>>>>

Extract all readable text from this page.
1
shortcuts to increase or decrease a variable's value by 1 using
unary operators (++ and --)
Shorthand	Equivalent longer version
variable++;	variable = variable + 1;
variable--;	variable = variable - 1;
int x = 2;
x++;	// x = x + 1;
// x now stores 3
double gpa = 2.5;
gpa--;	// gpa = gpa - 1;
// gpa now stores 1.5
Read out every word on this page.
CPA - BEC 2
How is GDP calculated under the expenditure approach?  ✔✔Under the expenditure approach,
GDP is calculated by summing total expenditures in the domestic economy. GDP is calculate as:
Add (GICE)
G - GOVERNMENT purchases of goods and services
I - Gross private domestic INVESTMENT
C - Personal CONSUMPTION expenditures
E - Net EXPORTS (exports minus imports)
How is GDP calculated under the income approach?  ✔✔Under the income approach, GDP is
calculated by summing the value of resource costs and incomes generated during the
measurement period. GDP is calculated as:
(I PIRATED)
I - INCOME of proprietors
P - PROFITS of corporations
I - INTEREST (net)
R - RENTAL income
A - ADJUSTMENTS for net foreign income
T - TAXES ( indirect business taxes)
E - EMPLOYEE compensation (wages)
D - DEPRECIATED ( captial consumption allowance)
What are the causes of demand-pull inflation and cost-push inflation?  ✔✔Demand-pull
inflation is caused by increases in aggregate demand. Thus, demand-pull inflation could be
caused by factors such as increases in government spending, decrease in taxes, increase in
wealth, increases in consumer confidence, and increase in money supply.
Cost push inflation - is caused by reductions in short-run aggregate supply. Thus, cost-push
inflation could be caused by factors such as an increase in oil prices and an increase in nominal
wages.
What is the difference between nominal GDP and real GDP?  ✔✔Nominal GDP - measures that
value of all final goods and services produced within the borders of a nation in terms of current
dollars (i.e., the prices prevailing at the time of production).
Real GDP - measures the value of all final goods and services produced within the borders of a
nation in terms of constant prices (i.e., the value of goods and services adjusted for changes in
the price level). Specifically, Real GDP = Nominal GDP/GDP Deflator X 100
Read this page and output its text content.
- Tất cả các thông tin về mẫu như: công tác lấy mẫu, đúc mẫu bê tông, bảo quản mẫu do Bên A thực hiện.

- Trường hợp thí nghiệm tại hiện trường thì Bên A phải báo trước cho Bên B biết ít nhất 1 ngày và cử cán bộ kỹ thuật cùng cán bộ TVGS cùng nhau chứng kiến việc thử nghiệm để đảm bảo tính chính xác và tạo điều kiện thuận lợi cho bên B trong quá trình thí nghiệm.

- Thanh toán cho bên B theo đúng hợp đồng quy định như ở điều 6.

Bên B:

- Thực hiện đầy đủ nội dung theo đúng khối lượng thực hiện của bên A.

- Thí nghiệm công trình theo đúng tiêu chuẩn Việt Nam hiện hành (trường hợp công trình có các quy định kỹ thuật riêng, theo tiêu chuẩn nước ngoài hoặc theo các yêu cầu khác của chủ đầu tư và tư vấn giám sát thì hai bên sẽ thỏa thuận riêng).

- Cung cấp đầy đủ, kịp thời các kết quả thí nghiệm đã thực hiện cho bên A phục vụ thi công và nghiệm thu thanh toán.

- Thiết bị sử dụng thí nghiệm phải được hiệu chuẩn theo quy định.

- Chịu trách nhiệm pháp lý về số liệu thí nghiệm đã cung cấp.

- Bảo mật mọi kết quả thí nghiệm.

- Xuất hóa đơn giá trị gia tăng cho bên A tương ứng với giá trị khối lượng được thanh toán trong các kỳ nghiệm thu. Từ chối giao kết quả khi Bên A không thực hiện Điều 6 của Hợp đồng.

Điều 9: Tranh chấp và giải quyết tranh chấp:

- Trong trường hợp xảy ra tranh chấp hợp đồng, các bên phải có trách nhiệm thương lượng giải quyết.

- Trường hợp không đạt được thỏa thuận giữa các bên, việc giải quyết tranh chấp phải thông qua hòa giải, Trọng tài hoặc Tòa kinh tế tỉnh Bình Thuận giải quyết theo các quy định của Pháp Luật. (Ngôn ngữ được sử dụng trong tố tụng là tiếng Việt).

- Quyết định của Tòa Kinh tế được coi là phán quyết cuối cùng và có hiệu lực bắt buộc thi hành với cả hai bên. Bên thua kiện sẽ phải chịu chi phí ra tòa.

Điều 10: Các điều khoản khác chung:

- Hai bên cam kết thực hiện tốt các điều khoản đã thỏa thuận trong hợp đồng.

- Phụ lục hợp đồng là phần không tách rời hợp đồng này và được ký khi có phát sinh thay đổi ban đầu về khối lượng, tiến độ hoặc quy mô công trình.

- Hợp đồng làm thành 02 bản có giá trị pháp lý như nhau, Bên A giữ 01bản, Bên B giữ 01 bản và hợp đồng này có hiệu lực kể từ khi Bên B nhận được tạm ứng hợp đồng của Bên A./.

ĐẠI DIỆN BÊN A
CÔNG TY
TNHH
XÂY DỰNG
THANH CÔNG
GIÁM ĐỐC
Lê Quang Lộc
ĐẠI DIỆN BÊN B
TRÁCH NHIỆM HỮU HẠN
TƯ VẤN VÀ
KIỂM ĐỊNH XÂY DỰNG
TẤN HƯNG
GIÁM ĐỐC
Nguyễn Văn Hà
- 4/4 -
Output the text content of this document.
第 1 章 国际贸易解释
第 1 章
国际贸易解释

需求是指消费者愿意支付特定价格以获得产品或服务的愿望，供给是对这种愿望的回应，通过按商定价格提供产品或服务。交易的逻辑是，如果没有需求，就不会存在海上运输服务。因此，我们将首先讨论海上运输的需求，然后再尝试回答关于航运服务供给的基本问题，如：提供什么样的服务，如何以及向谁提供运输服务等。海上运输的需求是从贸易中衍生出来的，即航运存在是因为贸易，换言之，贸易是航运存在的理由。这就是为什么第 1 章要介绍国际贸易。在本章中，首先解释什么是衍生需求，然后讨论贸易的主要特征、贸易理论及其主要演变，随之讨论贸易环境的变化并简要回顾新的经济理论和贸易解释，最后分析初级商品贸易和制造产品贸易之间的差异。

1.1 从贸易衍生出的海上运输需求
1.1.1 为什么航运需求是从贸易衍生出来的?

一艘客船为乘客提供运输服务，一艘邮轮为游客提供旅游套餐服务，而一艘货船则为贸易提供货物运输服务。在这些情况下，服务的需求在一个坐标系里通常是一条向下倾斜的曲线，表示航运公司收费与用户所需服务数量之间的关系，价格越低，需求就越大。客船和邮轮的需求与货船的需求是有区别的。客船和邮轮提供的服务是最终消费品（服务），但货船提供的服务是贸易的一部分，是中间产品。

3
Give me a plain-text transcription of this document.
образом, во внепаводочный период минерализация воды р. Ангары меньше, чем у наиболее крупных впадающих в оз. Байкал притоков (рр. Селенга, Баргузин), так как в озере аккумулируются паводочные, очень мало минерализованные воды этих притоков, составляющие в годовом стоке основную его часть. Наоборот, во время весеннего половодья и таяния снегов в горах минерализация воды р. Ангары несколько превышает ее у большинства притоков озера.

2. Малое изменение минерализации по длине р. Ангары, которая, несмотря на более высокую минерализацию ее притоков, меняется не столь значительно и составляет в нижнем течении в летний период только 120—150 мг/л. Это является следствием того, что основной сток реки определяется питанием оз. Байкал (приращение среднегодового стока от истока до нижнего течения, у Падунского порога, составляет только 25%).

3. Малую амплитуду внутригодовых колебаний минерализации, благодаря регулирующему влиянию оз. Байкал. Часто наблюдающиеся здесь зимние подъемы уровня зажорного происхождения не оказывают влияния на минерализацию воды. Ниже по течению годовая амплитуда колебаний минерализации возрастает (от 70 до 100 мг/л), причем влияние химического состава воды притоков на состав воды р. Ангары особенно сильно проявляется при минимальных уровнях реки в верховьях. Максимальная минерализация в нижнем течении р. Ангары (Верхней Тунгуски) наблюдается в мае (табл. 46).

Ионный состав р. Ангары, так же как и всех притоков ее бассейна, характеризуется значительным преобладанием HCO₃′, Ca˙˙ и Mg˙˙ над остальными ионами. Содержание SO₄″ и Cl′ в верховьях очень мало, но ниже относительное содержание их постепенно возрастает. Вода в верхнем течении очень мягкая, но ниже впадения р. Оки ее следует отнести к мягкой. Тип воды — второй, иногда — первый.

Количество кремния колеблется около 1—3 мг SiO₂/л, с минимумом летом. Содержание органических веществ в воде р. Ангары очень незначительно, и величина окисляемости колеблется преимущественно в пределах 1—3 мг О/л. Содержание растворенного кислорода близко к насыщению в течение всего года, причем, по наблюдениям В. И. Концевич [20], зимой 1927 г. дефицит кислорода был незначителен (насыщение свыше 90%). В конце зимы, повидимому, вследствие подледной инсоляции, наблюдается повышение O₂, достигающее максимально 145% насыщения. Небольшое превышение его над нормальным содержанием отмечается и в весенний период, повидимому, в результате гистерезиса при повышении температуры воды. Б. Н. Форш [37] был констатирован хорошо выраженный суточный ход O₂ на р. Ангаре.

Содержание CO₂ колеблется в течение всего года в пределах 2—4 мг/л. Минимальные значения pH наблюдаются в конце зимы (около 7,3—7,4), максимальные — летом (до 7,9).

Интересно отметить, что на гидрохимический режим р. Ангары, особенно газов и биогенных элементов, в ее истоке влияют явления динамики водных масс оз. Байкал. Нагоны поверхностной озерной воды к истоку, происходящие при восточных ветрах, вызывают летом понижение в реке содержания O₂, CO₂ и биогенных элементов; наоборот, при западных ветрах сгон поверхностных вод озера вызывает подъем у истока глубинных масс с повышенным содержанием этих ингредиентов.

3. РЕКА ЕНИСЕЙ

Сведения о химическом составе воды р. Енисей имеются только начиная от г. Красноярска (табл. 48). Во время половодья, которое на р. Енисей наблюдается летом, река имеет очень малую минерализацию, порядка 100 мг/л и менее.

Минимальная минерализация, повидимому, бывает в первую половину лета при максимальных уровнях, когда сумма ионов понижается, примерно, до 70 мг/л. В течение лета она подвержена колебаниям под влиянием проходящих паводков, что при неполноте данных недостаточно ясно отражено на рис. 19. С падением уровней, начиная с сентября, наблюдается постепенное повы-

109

<<<<

• _Task goal_
Copy every line of the data that holds the string "demand".

• _Task output_
What are the causes of demand-pull inflation and cost-push inflation?  ✔✔Demand-pull
inflation is caused by increases in aggregate demand. Thus, demand-pull inflation could be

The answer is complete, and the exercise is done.